#### Written problem
Print all of the entries exactly, minus the pictures.

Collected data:
□ □ □ □
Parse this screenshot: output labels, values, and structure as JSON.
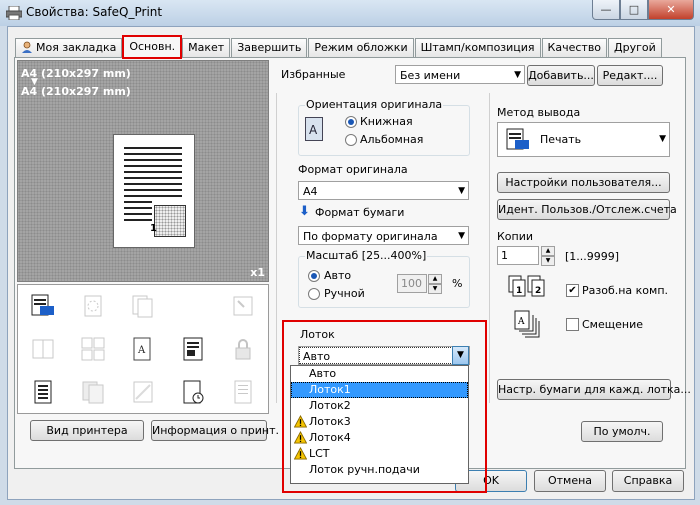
{
  "window": {
    "title": "Свойства: SafeQ_Print",
    "minimize": "—",
    "maximize": "□",
    "close": "✕"
  },
  "tabs": [
    {
      "label": "Моя закладка"
    },
    {
      "label": "Основн."
    },
    {
      "label": "Макет"
    },
    {
      "label": "Завершить"
    },
    {
      "label": "Режим обложки"
    },
    {
      "label": "Штамп/композиция"
    },
    {
      "label": "Качество"
    },
    {
      "label": "Другой"
    }
  ],
  "preview": {
    "line1": "A4 (210x297 mm)",
    "line2": "A4 (210x297 mm)",
    "page_number": "1",
    "copies": "x1"
  },
  "left_buttons": {
    "printer_view": "Вид принтера",
    "printer_info": "Информация о принт."
  },
  "favorites": {
    "label": "Избранные",
    "value": "Без имени",
    "add": "Добавить...",
    "edit": "Редакт...."
  },
  "orientation": {
    "label": "Ориентация оригинала",
    "portrait": "Книжная",
    "landscape": "Альбомная",
    "selected": "portrait"
  },
  "original_size": {
    "label": "Формат оригинала",
    "value": "A4"
  },
  "paper_size": {
    "label": "Формат бумаги",
    "value": "По формату оригинала"
  },
  "scale": {
    "label": "Масштаб [25...400%]",
    "auto": "Авто",
    "manual": "Ручной",
    "value": "100",
    "unit": "%"
  },
  "tray": {
    "label": "Лоток",
    "value": "Авто",
    "options": [
      {
        "label": "Авто",
        "warning": false
      },
      {
        "label": "Лоток1",
        "warning": false,
        "selected": true
      },
      {
        "label": "Лоток2",
        "warning": false
      },
      {
        "label": "Лоток3",
        "warning": true
      },
      {
        "label": "Лоток4",
        "warning": true
      },
      {
        "label": "LCT",
        "warning": true
      },
      {
        "label": "Лоток ручн.подачи",
        "warning": false
      }
    ]
  },
  "output_method": {
    "label": "Метод вывода",
    "value": "Печать"
  },
  "right_buttons": {
    "user_settings": "Настройки пользователя...",
    "user_auth": "Идент. Пользов./Отслеж.счета",
    "paper_per_tray": "Настр. бумаги для кажд. лотка...",
    "defaults": "По умолч."
  },
  "copies": {
    "label": "Копии",
    "value": "1",
    "range": "[1...9999]",
    "collate": "Разоб.на комп.",
    "offset": "Смещение"
  },
  "footer": {
    "ok": "OK",
    "cancel": "Отмена",
    "help": "Справка"
  }
}
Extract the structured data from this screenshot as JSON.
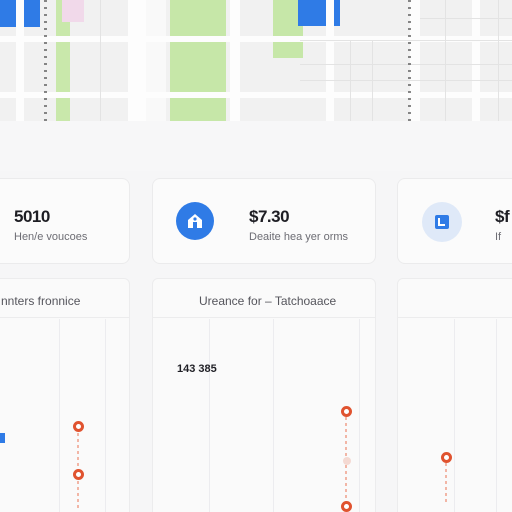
{
  "stats": [
    {
      "value": "5010",
      "label": "Hen/e voucoes",
      "icon": ""
    },
    {
      "value": "$7.30",
      "label": "Deaite hea yer orms",
      "icon": "home-icon"
    },
    {
      "value": "$f",
      "label": "If",
      "icon": "calendar-icon"
    }
  ],
  "panels": [
    {
      "title": "nnters fronnice"
    },
    {
      "title": "Ureance for – Tatchoaace"
    }
  ],
  "annotation": "143 385",
  "colors": {
    "accent": "#2f7be6",
    "marker": "#e0532f",
    "map_park": "#c6e7a8"
  }
}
□ □ □ □
#### Response to the exercise
Parse this screenshot: output labels, values, and structure as JSON.
{
  "window": {
    "title": "Свойства: SafeQ_Print",
    "minimize": "—",
    "maximize": "□",
    "close": "✕"
  },
  "tabs": [
    {
      "label": "Моя закладка"
    },
    {
      "label": "Основн."
    },
    {
      "label": "Макет"
    },
    {
      "label": "Завершить"
    },
    {
      "label": "Режим обложки"
    },
    {
      "label": "Штамп/композиция"
    },
    {
      "label": "Качество"
    },
    {
      "label": "Другой"
    }
  ],
  "preview": {
    "line1": "A4 (210x297 mm)",
    "line2": "A4 (210x297 mm)",
    "page_number": "1",
    "copies": "x1"
  },
  "left_buttons": {
    "printer_view": "Вид принтера",
    "printer_info": "Информация о принт."
  },
  "favorites": {
    "label": "Избранные",
    "value": "Без имени",
    "add": "Добавить...",
    "edit": "Редакт...."
  },
  "orientation": {
    "label": "Ориентация оригинала",
    "portrait": "Книжная",
    "landscape": "Альбомная",
    "selected": "portrait"
  },
  "original_size": {
    "label": "Формат оригинала",
    "value": "A4"
  },
  "paper_size": {
    "label": "Формат бумаги",
    "value": "По формату оригинала"
  },
  "scale": {
    "label": "Масштаб [25...400%]",
    "auto": "Авто",
    "manual": "Ручной",
    "value": "100",
    "unit": "%"
  },
  "tray": {
    "label": "Лоток",
    "value": "Авто",
    "options": [
      {
        "label": "Авто",
        "warning": false
      },
      {
        "label": "Лоток1",
        "warning": false,
        "selected": true
      },
      {
        "label": "Лоток2",
        "warning": false
      },
      {
        "label": "Лоток3",
        "warning": true
      },
      {
        "label": "Лоток4",
        "warning": true
      },
      {
        "label": "LCT",
        "warning": true
      },
      {
        "label": "Лоток ручн.подачи",
        "warning": false
      }
    ]
  },
  "output_method": {
    "label": "Метод вывода",
    "value": "Печать"
  },
  "right_buttons": {
    "user_settings": "Настройки пользователя...",
    "user_auth": "Идент. Пользов./Отслеж.счета",
    "paper_per_tray": "Настр. бумаги для кажд. лотка...",
    "defaults": "По умолч."
  },
  "copies": {
    "label": "Копии",
    "value": "1",
    "range": "[1...9999]",
    "collate": "Разоб.на комп.",
    "offset": "Смещение"
  },
  "footer": {
    "ok": "OK",
    "cancel": "Отмена",
    "help": "Справка"
  }
}
Extract the structured data from this screenshot as JSON.
{
  "stats": [
    {
      "value": "5010",
      "label": "Hen/e voucoes",
      "icon": ""
    },
    {
      "value": "$7.30",
      "label": "Deaite hea yer orms",
      "icon": "home-icon"
    },
    {
      "value": "$f",
      "label": "If",
      "icon": "calendar-icon"
    }
  ],
  "panels": [
    {
      "title": "nnters fronnice"
    },
    {
      "title": "Ureance for – Tatchoaace"
    }
  ],
  "annotation": "143 385",
  "colors": {
    "accent": "#2f7be6",
    "marker": "#e0532f",
    "map_park": "#c6e7a8"
  }
}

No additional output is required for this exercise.